> [Goal of the exercise]
Wherever a line holds the word "name", copy that line out.

> [Excerpted records]
------------

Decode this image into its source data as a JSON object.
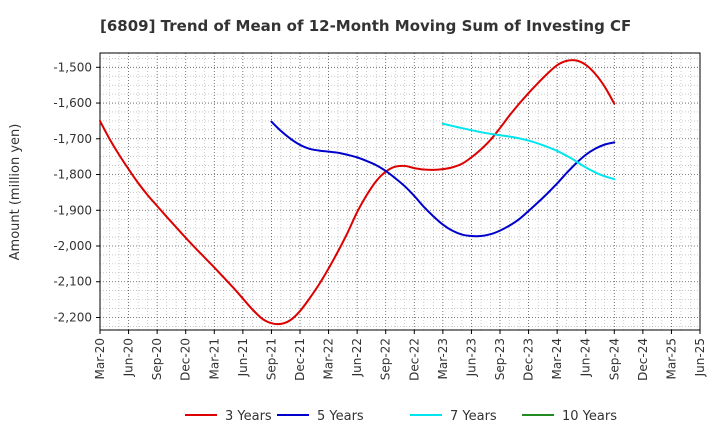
{
  "chart_data": {
    "type": "line",
    "title": "[6809]  Trend of Mean of 12-Month Moving Sum of Investing CF",
    "xlabel": "",
    "ylabel": "Amount (million yen)",
    "ylim": [
      -2235,
      -1460
    ],
    "yticks": [
      -1500,
      -1600,
      -1700,
      -1800,
      -1900,
      -2000,
      -2100,
      -2200
    ],
    "ytick_labels": [
      "-1,500",
      "-1,600",
      "-1,700",
      "-1,800",
      "-1,900",
      "-2,000",
      "-2,100",
      "-2,200"
    ],
    "x_categories": [
      "Mar-20",
      "Jun-20",
      "Sep-20",
      "Dec-20",
      "Mar-21",
      "Jun-21",
      "Sep-21",
      "Dec-21",
      "Mar-22",
      "Jun-22",
      "Sep-22",
      "Dec-22",
      "Mar-23",
      "Jun-23",
      "Sep-23",
      "Dec-23",
      "Mar-24",
      "Jun-24",
      "Sep-24",
      "Dec-24",
      "Mar-25",
      "Jun-25"
    ],
    "grid": true,
    "legend_position": "bottom",
    "series": [
      {
        "name": "3 Years",
        "color": "#dd0000",
        "points": [
          [
            0,
            -1650
          ],
          [
            0.33,
            -1700
          ],
          [
            0.67,
            -1745
          ],
          [
            1,
            -1785
          ],
          [
            1.33,
            -1823
          ],
          [
            1.67,
            -1858
          ],
          [
            2,
            -1888
          ],
          [
            2.33,
            -1918
          ],
          [
            2.67,
            -1948
          ],
          [
            3,
            -1977
          ],
          [
            3.33,
            -2005
          ],
          [
            3.67,
            -2033
          ],
          [
            4,
            -2060
          ],
          [
            4.33,
            -2088
          ],
          [
            4.67,
            -2117
          ],
          [
            5,
            -2147
          ],
          [
            5.33,
            -2177
          ],
          [
            5.67,
            -2203
          ],
          [
            6,
            -2216
          ],
          [
            6.33,
            -2218
          ],
          [
            6.67,
            -2207
          ],
          [
            7,
            -2182
          ],
          [
            7.33,
            -2147
          ],
          [
            7.67,
            -2107
          ],
          [
            8,
            -2063
          ],
          [
            8.33,
            -2015
          ],
          [
            8.67,
            -1962
          ],
          [
            9,
            -1905
          ],
          [
            9.33,
            -1858
          ],
          [
            9.67,
            -1818
          ],
          [
            10,
            -1792
          ],
          [
            10.33,
            -1778
          ],
          [
            10.67,
            -1776
          ],
          [
            11,
            -1782
          ],
          [
            11.33,
            -1786
          ],
          [
            11.67,
            -1787
          ],
          [
            12,
            -1785
          ],
          [
            12.33,
            -1780
          ],
          [
            12.67,
            -1770
          ],
          [
            13,
            -1752
          ],
          [
            13.33,
            -1730
          ],
          [
            13.67,
            -1703
          ],
          [
            14,
            -1670
          ],
          [
            14.33,
            -1635
          ],
          [
            14.67,
            -1602
          ],
          [
            15,
            -1572
          ],
          [
            15.33,
            -1544
          ],
          [
            15.67,
            -1517
          ],
          [
            16,
            -1494
          ],
          [
            16.33,
            -1482
          ],
          [
            16.67,
            -1481
          ],
          [
            17,
            -1493
          ],
          [
            17.33,
            -1518
          ],
          [
            17.67,
            -1555
          ],
          [
            18,
            -1602
          ]
        ]
      },
      {
        "name": "5 Years",
        "color": "#0000cc",
        "points": [
          [
            6,
            -1652
          ],
          [
            6.33,
            -1678
          ],
          [
            6.67,
            -1700
          ],
          [
            7,
            -1717
          ],
          [
            7.33,
            -1728
          ],
          [
            7.67,
            -1733
          ],
          [
            8,
            -1736
          ],
          [
            8.33,
            -1739
          ],
          [
            8.67,
            -1745
          ],
          [
            9,
            -1752
          ],
          [
            9.33,
            -1762
          ],
          [
            9.67,
            -1774
          ],
          [
            10,
            -1790
          ],
          [
            10.33,
            -1810
          ],
          [
            10.67,
            -1833
          ],
          [
            11,
            -1860
          ],
          [
            11.33,
            -1890
          ],
          [
            11.67,
            -1917
          ],
          [
            12,
            -1940
          ],
          [
            12.33,
            -1957
          ],
          [
            12.67,
            -1968
          ],
          [
            13,
            -1972
          ],
          [
            13.33,
            -1972
          ],
          [
            13.67,
            -1967
          ],
          [
            14,
            -1957
          ],
          [
            14.33,
            -1943
          ],
          [
            14.67,
            -1925
          ],
          [
            15,
            -1902
          ],
          [
            15.33,
            -1878
          ],
          [
            15.67,
            -1852
          ],
          [
            16,
            -1825
          ],
          [
            16.33,
            -1796
          ],
          [
            16.67,
            -1768
          ],
          [
            17,
            -1745
          ],
          [
            17.33,
            -1728
          ],
          [
            17.67,
            -1716
          ],
          [
            18,
            -1710
          ]
        ]
      },
      {
        "name": "7 Years",
        "color": "#00e5ee",
        "points": [
          [
            12,
            -1658
          ],
          [
            12.5,
            -1667
          ],
          [
            13,
            -1676
          ],
          [
            13.5,
            -1684
          ],
          [
            14,
            -1690
          ],
          [
            14.5,
            -1696
          ],
          [
            15,
            -1705
          ],
          [
            15.5,
            -1718
          ],
          [
            16,
            -1734
          ],
          [
            16.5,
            -1755
          ],
          [
            17,
            -1780
          ],
          [
            17.5,
            -1800
          ],
          [
            18,
            -1813
          ]
        ]
      },
      {
        "name": "10 Years",
        "color": "#228b22",
        "points": []
      }
    ]
  }
}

------------

> [Answer below]
        "name": "3 Years",
        "name": "5 Years",
        "name": "7 Years",
        "name": "10 Years",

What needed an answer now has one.